▸ **Excerpts from a figure dataset**:
begin
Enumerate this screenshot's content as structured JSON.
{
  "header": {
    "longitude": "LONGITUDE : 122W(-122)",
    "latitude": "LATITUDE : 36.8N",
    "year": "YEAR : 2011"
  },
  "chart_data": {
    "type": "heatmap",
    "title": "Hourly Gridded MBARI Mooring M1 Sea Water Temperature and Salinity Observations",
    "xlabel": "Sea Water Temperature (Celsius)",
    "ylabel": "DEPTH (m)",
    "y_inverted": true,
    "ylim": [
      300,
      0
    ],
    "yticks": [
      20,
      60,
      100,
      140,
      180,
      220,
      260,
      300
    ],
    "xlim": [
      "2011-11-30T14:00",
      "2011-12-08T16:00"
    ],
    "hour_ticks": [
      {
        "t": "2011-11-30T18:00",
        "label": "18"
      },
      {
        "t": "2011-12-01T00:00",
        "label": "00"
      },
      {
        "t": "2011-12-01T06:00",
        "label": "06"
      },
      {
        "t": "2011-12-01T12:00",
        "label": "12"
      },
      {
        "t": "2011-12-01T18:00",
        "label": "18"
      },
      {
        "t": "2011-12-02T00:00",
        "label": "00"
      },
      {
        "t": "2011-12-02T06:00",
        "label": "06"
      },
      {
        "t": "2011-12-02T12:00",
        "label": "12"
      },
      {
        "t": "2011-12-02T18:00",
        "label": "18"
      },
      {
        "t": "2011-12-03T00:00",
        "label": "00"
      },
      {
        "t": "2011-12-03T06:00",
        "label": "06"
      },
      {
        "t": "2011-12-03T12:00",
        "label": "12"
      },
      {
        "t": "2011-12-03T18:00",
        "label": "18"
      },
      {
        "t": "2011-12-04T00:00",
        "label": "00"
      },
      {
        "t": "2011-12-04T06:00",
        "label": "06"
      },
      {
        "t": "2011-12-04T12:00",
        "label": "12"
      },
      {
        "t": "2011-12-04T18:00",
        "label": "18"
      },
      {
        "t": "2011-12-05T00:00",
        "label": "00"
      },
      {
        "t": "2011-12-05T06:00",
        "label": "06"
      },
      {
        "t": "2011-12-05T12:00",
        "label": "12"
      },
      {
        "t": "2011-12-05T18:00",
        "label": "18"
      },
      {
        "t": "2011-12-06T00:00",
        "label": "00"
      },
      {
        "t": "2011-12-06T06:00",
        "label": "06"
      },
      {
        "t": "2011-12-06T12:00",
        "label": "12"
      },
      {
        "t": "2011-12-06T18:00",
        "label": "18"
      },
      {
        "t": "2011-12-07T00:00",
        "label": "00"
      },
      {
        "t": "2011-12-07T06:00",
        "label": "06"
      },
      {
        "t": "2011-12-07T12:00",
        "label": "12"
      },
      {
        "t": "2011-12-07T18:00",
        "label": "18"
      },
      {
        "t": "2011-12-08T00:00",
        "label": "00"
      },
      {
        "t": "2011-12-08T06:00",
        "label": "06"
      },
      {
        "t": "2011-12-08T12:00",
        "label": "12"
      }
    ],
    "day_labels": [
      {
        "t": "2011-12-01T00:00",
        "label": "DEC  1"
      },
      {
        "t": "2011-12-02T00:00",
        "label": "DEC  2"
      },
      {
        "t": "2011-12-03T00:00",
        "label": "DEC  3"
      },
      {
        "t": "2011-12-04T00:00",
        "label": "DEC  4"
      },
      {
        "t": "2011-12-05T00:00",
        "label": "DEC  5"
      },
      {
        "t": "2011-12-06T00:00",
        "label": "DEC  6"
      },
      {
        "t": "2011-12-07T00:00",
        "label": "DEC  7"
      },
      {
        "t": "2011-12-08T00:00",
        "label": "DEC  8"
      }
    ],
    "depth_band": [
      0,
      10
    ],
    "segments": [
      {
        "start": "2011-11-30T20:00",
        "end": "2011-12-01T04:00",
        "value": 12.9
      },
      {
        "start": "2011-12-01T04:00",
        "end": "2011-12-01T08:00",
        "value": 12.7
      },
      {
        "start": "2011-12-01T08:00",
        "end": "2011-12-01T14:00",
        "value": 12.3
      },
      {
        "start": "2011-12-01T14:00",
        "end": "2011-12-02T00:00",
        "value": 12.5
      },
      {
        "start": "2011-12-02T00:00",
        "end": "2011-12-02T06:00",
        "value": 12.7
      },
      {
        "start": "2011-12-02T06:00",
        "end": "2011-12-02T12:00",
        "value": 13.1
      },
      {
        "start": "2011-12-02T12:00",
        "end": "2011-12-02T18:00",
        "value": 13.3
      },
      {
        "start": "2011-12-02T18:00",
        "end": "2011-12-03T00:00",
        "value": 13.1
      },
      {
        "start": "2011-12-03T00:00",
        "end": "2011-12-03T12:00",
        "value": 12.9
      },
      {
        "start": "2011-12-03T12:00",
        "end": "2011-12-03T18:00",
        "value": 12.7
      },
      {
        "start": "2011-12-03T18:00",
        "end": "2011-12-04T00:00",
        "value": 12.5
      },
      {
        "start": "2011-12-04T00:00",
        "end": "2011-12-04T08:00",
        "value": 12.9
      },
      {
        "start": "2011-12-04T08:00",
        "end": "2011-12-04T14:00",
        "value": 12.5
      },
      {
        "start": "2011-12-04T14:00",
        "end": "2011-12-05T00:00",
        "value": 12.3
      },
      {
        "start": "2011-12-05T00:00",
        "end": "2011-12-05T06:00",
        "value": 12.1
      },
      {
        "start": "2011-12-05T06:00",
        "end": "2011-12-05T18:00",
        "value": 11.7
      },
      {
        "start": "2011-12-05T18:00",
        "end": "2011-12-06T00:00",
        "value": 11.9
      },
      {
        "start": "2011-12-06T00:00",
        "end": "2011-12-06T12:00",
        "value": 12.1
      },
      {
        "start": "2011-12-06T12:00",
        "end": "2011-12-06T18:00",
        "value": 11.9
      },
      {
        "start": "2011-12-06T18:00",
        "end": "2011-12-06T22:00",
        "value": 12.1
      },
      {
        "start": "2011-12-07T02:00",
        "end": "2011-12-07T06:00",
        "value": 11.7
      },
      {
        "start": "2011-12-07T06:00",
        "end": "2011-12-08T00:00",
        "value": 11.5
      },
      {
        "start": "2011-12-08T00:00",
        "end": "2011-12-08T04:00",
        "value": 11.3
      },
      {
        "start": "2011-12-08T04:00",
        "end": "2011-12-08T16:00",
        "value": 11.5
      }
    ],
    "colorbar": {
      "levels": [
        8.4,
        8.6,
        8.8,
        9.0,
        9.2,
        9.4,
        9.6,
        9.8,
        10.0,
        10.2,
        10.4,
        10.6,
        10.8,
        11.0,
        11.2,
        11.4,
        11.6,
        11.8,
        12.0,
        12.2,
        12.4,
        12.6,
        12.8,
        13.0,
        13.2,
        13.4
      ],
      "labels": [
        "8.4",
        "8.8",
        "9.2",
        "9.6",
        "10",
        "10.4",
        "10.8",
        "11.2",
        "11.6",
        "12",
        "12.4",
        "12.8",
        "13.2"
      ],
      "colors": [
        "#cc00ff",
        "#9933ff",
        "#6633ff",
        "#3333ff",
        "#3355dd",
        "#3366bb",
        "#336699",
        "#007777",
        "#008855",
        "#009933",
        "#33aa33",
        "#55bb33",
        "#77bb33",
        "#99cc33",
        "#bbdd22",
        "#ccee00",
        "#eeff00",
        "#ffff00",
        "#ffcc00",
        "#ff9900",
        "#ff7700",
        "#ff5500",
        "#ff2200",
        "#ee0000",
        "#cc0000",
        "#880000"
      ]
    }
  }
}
end
▸ **EXERCISE AIM**:
Reproduce every line of the material above exactly.

▸ **SOLUTION**:
Enumerate this screenshot's content as structured JSON.
{
  "header": {
    "longitude": "LONGITUDE : 122W(-122)",
    "latitude": "LATITUDE : 36.8N",
    "year": "YEAR : 2011"
  },
  "chart_data": {
    "type": "heatmap",
    "title": "Hourly Gridded MBARI Mooring M1 Sea Water Temperature and Salinity Observations",
    "xlabel": "Sea Water Temperature (Celsius)",
    "ylabel": "DEPTH (m)",
    "y_inverted": true,
    "ylim": [
      300,
      0
    ],
    "yticks": [
      20,
      60,
      100,
      140,
      180,
      220,
      260,
      300
    ],
    "xlim": [
      "2011-11-30T14:00",
      "2011-12-08T16:00"
    ],
    "hour_ticks": [
      {
        "t": "2011-11-30T18:00",
        "label": "18"
      },
      {
        "t": "2011-12-01T00:00",
        "label": "00"
      },
      {
        "t": "2011-12-01T06:00",
        "label": "06"
      },
      {
        "t": "2011-12-01T12:00",
        "label": "12"
      },
      {
        "t": "2011-12-01T18:00",
        "label": "18"
      },
      {
        "t": "2011-12-02T00:00",
        "label": "00"
      },
      {
        "t": "2011-12-02T06:00",
        "label": "06"
      },
      {
        "t": "2011-12-02T12:00",
        "label": "12"
      },
      {
        "t": "2011-12-02T18:00",
        "label": "18"
      },
      {
        "t": "2011-12-03T00:00",
        "label": "00"
      },
      {
        "t": "2011-12-03T06:00",
        "label": "06"
      },
      {
        "t": "2011-12-03T12:00",
        "label": "12"
      },
      {
        "t": "2011-12-03T18:00",
        "label": "18"
      },
      {
        "t": "2011-12-04T00:00",
        "label": "00"
      },
      {
        "t": "2011-12-04T06:00",
        "label": "06"
      },
      {
        "t": "2011-12-04T12:00",
        "label": "12"
      },
      {
        "t": "2011-12-04T18:00",
        "label": "18"
      },
      {
        "t": "2011-12-05T00:00",
        "label": "00"
      },
      {
        "t": "2011-12-05T06:00",
        "label": "06"
      },
      {
        "t": "2011-12-05T12:00",
        "label": "12"
      },
      {
        "t": "2011-12-05T18:00",
        "label": "18"
      },
      {
        "t": "2011-12-06T00:00",
        "label": "00"
      },
      {
        "t": "2011-12-06T06:00",
        "label": "06"
      },
      {
        "t": "2011-12-06T12:00",
        "label": "12"
      },
      {
        "t": "2011-12-06T18:00",
        "label": "18"
      },
      {
        "t": "2011-12-07T00:00",
        "label": "00"
      },
      {
        "t": "2011-12-07T06:00",
        "label": "06"
      },
      {
        "t": "2011-12-07T12:00",
        "label": "12"
      },
      {
        "t": "2011-12-07T18:00",
        "label": "18"
      },
      {
        "t": "2011-12-08T00:00",
        "label": "00"
      },
      {
        "t": "2011-12-08T06:00",
        "label": "06"
      },
      {
        "t": "2011-12-08T12:00",
        "label": "12"
      }
    ],
    "day_labels": [
      {
        "t": "2011-12-01T00:00",
        "label": "DEC  1"
      },
      {
        "t": "2011-12-02T00:00",
        "label": "DEC  2"
      },
      {
        "t": "2011-12-03T00:00",
        "label": "DEC  3"
      },
      {
        "t": "2011-12-04T00:00",
        "label": "DEC  4"
      },
      {
        "t": "2011-12-05T00:00",
        "label": "DEC  5"
      },
      {
        "t": "2011-12-06T00:00",
        "label": "DEC  6"
      },
      {
        "t": "2011-12-07T00:00",
        "label": "DEC  7"
      },
      {
        "t": "2011-12-08T00:00",
        "label": "DEC  8"
      }
    ],
    "depth_band": [
      0,
      10
    ],
    "segments": [
      {
        "start": "2011-11-30T20:00",
        "end": "2011-12-01T04:00",
        "value": 12.9
      },
      {
        "start": "2011-12-01T04:00",
        "end": "2011-12-01T08:00",
        "value": 12.7
      },
      {
        "start": "2011-12-01T08:00",
        "end": "2011-12-01T14:00",
        "value": 12.3
      },
      {
        "start": "2011-12-01T14:00",
        "end": "2011-12-02T00:00",
        "value": 12.5
      },
      {
        "start": "2011-12-02T00:00",
        "end": "2011-12-02T06:00",
        "value": 12.7
      },
      {
        "start": "2011-12-02T06:00",
        "end": "2011-12-02T12:00",
        "value": 13.1
      },
      {
        "start": "2011-12-02T12:00",
        "end": "2011-12-02T18:00",
        "value": 13.3
      },
      {
        "start": "2011-12-02T18:00",
        "end": "2011-12-03T00:00",
        "value": 13.1
      },
      {
        "start": "2011-12-03T00:00",
        "end": "2011-12-03T12:00",
        "value": 12.9
      },
      {
        "start": "2011-12-03T12:00",
        "end": "2011-12-03T18:00",
        "value": 12.7
      },
      {
        "start": "2011-12-03T18:00",
        "end": "2011-12-04T00:00",
        "value": 12.5
      },
      {
        "start": "2011-12-04T00:00",
        "end": "2011-12-04T08:00",
        "value": 12.9
      },
      {
        "start": "2011-12-04T08:00",
        "end": "2011-12-04T14:00",
        "value": 12.5
      },
      {
        "start": "2011-12-04T14:00",
        "end": "2011-12-05T00:00",
        "value": 12.3
      },
      {
        "start": "2011-12-05T00:00",
        "end": "2011-12-05T06:00",
        "value": 12.1
      },
      {
        "start": "2011-12-05T06:00",
        "end": "2011-12-05T18:00",
        "value": 11.7
      },
      {
        "start": "2011-12-05T18:00",
        "end": "2011-12-06T00:00",
        "value": 11.9
      },
      {
        "start": "2011-12-06T00:00",
        "end": "2011-12-06T12:00",
        "value": 12.1
      },
      {
        "start": "2011-12-06T12:00",
        "end": "2011-12-06T18:00",
        "value": 11.9
      },
      {
        "start": "2011-12-06T18:00",
        "end": "2011-12-06T22:00",
        "value": 12.1
      },
      {
        "start": "2011-12-07T02:00",
        "end": "2011-12-07T06:00",
        "value": 11.7
      },
      {
        "start": "2011-12-07T06:00",
        "end": "2011-12-08T00:00",
        "value": 11.5
      },
      {
        "start": "2011-12-08T00:00",
        "end": "2011-12-08T04:00",
        "value": 11.3
      },
      {
        "start": "2011-12-08T04:00",
        "end": "2011-12-08T16:00",
        "value": 11.5
      }
    ],
    "colorbar": {
      "levels": [
        8.4,
        8.6,
        8.8,
        9.0,
        9.2,
        9.4,
        9.6,
        9.8,
        10.0,
        10.2,
        10.4,
        10.6,
        10.8,
        11.0,
        11.2,
        11.4,
        11.6,
        11.8,
        12.0,
        12.2,
        12.4,
        12.6,
        12.8,
        13.0,
        13.2,
        13.4
      ],
      "labels": [
        "8.4",
        "8.8",
        "9.2",
        "9.6",
        "10",
        "10.4",
        "10.8",
        "11.2",
        "11.6",
        "12",
        "12.4",
        "12.8",
        "13.2"
      ],
      "colors": [
        "#cc00ff",
        "#9933ff",
        "#6633ff",
        "#3333ff",
        "#3355dd",
        "#3366bb",
        "#336699",
        "#007777",
        "#008855",
        "#009933",
        "#33aa33",
        "#55bb33",
        "#77bb33",
        "#99cc33",
        "#bbdd22",
        "#ccee00",
        "#eeff00",
        "#ffff00",
        "#ffcc00",
        "#ff9900",
        "#ff7700",
        "#ff5500",
        "#ff2200",
        "#ee0000",
        "#cc0000",
        "#880000"
      ]
    }
  }
}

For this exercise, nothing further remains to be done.